Entries from a dataset
____________________

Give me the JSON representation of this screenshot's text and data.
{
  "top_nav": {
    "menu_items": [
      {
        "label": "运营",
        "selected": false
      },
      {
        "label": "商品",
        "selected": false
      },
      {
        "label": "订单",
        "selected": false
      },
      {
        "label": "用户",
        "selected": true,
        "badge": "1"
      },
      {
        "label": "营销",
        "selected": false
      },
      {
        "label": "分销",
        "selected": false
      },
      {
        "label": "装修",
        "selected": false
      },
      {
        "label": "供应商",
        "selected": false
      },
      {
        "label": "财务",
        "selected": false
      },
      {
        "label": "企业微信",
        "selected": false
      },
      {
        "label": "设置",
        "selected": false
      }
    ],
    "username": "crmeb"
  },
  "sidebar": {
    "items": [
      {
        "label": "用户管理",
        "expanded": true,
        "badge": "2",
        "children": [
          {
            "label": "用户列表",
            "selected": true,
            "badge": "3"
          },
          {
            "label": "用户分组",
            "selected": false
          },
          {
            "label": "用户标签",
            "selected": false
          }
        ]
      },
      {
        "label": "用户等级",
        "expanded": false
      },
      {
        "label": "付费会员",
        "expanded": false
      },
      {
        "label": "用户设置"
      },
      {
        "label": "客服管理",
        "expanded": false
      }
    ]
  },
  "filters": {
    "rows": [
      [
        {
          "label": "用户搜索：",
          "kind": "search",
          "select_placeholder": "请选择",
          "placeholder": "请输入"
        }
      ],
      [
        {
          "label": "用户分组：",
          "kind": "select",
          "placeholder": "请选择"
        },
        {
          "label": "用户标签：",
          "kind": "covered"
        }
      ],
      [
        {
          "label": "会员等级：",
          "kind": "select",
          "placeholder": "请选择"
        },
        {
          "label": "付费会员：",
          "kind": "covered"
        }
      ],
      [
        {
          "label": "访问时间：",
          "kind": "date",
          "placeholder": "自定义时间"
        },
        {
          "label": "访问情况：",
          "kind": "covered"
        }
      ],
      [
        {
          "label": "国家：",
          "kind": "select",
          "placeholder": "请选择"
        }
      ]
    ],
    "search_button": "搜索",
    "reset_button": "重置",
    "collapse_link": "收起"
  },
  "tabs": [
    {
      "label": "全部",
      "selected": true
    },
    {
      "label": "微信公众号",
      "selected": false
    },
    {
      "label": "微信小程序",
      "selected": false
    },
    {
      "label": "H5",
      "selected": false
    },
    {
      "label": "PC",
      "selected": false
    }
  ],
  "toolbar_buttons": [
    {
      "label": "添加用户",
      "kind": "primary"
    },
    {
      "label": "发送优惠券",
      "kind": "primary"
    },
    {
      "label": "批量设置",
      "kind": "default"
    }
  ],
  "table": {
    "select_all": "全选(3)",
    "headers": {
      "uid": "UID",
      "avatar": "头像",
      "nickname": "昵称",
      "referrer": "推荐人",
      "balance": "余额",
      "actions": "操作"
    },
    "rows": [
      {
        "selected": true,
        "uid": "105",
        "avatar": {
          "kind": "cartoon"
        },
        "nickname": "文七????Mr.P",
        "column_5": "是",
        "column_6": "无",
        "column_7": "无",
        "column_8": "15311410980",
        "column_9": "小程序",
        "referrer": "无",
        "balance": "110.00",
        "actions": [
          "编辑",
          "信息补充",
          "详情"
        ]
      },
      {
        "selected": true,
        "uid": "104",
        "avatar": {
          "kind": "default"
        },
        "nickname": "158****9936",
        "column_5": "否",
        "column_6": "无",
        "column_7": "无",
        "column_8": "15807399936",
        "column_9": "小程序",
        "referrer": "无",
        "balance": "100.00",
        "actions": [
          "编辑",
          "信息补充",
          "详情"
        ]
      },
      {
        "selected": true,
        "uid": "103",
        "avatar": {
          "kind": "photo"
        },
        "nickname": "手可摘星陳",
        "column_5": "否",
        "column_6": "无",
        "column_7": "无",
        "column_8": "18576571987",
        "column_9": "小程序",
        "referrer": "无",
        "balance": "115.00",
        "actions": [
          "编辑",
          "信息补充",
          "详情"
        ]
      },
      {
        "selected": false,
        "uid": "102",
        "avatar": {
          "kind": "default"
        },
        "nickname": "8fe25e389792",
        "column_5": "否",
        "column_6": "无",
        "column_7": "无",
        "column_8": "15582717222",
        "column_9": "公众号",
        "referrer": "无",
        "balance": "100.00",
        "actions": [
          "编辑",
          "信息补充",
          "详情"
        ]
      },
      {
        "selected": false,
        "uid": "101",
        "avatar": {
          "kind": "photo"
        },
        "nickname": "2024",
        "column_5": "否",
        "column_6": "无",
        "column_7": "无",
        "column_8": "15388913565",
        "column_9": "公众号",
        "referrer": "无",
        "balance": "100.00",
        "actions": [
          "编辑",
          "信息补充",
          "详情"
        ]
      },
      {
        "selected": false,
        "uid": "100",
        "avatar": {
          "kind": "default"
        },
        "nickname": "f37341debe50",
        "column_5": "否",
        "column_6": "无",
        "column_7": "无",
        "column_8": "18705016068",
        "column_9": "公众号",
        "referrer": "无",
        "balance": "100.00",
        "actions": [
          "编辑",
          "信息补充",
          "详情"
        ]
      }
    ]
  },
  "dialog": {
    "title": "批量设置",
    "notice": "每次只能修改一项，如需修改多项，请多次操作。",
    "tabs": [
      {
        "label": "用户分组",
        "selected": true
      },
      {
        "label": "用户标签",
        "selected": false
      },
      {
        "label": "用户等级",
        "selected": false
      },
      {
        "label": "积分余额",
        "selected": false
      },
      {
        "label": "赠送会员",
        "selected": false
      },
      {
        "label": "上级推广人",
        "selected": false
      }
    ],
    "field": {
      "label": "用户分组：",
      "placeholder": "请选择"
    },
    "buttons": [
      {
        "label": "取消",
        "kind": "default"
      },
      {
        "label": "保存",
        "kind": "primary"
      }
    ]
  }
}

____________________

# OBJECTIVE
Faithfully copy every entry, leaving nothing out.

# REPLY
Give me the JSON representation of this screenshot's text and data.
{
  "top_nav": {
    "menu_items": [
      {
        "label": "运营",
        "selected": false
      },
      {
        "label": "商品",
        "selected": false
      },
      {
        "label": "订单",
        "selected": false
      },
      {
        "label": "用户",
        "selected": true,
        "badge": "1"
      },
      {
        "label": "营销",
        "selected": false
      },
      {
        "label": "分销",
        "selected": false
      },
      {
        "label": "装修",
        "selected": false
      },
      {
        "label": "供应商",
        "selected": false
      },
      {
        "label": "财务",
        "selected": false
      },
      {
        "label": "企业微信",
        "selected": false
      },
      {
        "label": "设置",
        "selected": false
      }
    ],
    "username": "crmeb"
  },
  "sidebar": {
    "items": [
      {
        "label": "用户管理",
        "expanded": true,
        "badge": "2",
        "children": [
          {
            "label": "用户列表",
            "selected": true,
            "badge": "3"
          },
          {
            "label": "用户分组",
            "selected": false
          },
          {
            "label": "用户标签",
            "selected": false
          }
        ]
      },
      {
        "label": "用户等级",
        "expanded": false
      },
      {
        "label": "付费会员",
        "expanded": false
      },
      {
        "label": "用户设置"
      },
      {
        "label": "客服管理",
        "expanded": false
      }
    ]
  },
  "filters": {
    "rows": [
      [
        {
          "label": "用户搜索：",
          "kind": "search",
          "select_placeholder": "请选择",
          "placeholder": "请输入"
        }
      ],
      [
        {
          "label": "用户分组：",
          "kind": "select",
          "placeholder": "请选择"
        },
        {
          "label": "用户标签：",
          "kind": "covered"
        }
      ],
      [
        {
          "label": "会员等级：",
          "kind": "select",
          "placeholder": "请选择"
        },
        {
          "label": "付费会员：",
          "kind": "covered"
        }
      ],
      [
        {
          "label": "访问时间：",
          "kind": "date",
          "placeholder": "自定义时间"
        },
        {
          "label": "访问情况：",
          "kind": "covered"
        }
      ],
      [
        {
          "label": "国家：",
          "kind": "select",
          "placeholder": "请选择"
        }
      ]
    ],
    "search_button": "搜索",
    "reset_button": "重置",
    "collapse_link": "收起"
  },
  "tabs": [
    {
      "label": "全部",
      "selected": true
    },
    {
      "label": "微信公众号",
      "selected": false
    },
    {
      "label": "微信小程序",
      "selected": false
    },
    {
      "label": "H5",
      "selected": false
    },
    {
      "label": "PC",
      "selected": false
    }
  ],
  "toolbar_buttons": [
    {
      "label": "添加用户",
      "kind": "primary"
    },
    {
      "label": "发送优惠券",
      "kind": "primary"
    },
    {
      "label": "批量设置",
      "kind": "default"
    }
  ],
  "table": {
    "select_all": "全选(3)",
    "headers": {
      "uid": "UID",
      "avatar": "头像",
      "nickname": "昵称",
      "referrer": "推荐人",
      "balance": "余额",
      "actions": "操作"
    },
    "rows": [
      {
        "selected": true,
        "uid": "105",
        "avatar": {
          "kind": "cartoon"
        },
        "nickname": "文七????Mr.P",
        "column_5": "是",
        "column_6": "无",
        "column_7": "无",
        "column_8": "15311410980",
        "column_9": "小程序",
        "referrer": "无",
        "balance": "110.00",
        "actions": [
          "编辑",
          "信息补充",
          "详情"
        ]
      },
      {
        "selected": true,
        "uid": "104",
        "avatar": {
          "kind": "default"
        },
        "nickname": "158****9936",
        "column_5": "否",
        "column_6": "无",
        "column_7": "无",
        "column_8": "15807399936",
        "column_9": "小程序",
        "referrer": "无",
        "balance": "100.00",
        "actions": [
          "编辑",
          "信息补充",
          "详情"
        ]
      },
      {
        "selected": true,
        "uid": "103",
        "avatar": {
          "kind": "photo"
        },
        "nickname": "手可摘星陳",
        "column_5": "否",
        "column_6": "无",
        "column_7": "无",
        "column_8": "18576571987",
        "column_9": "小程序",
        "referrer": "无",
        "balance": "115.00",
        "actions": [
          "编辑",
          "信息补充",
          "详情"
        ]
      },
      {
        "selected": false,
        "uid": "102",
        "avatar": {
          "kind": "default"
        },
        "nickname": "8fe25e389792",
        "column_5": "否",
        "column_6": "无",
        "column_7": "无",
        "column_8": "15582717222",
        "column_9": "公众号",
        "referrer": "无",
        "balance": "100.00",
        "actions": [
          "编辑",
          "信息补充",
          "详情"
        ]
      },
      {
        "selected": false,
        "uid": "101",
        "avatar": {
          "kind": "photo"
        },
        "nickname": "2024",
        "column_5": "否",
        "column_6": "无",
        "column_7": "无",
        "column_8": "15388913565",
        "column_9": "公众号",
        "referrer": "无",
        "balance": "100.00",
        "actions": [
          "编辑",
          "信息补充",
          "详情"
        ]
      },
      {
        "selected": false,
        "uid": "100",
        "avatar": {
          "kind": "default"
        },
        "nickname": "f37341debe50",
        "column_5": "否",
        "column_6": "无",
        "column_7": "无",
        "column_8": "18705016068",
        "column_9": "公众号",
        "referrer": "无",
        "balance": "100.00",
        "actions": [
          "编辑",
          "信息补充",
          "详情"
        ]
      }
    ]
  },
  "dialog": {
    "title": "批量设置",
    "notice": "每次只能修改一项，如需修改多项，请多次操作。",
    "tabs": [
      {
        "label": "用户分组",
        "selected": true
      },
      {
        "label": "用户标签",
        "selected": false
      },
      {
        "label": "用户等级",
        "selected": false
      },
      {
        "label": "积分余额",
        "selected": false
      },
      {
        "label": "赠送会员",
        "selected": false
      },
      {
        "label": "上级推广人",
        "selected": false
      }
    ],
    "field": {
      "label": "用户分组：",
      "placeholder": "请选择"
    },
    "buttons": [
      {
        "label": "取消",
        "kind": "default"
      },
      {
        "label": "保存",
        "kind": "primary"
      }
    ]
  }
}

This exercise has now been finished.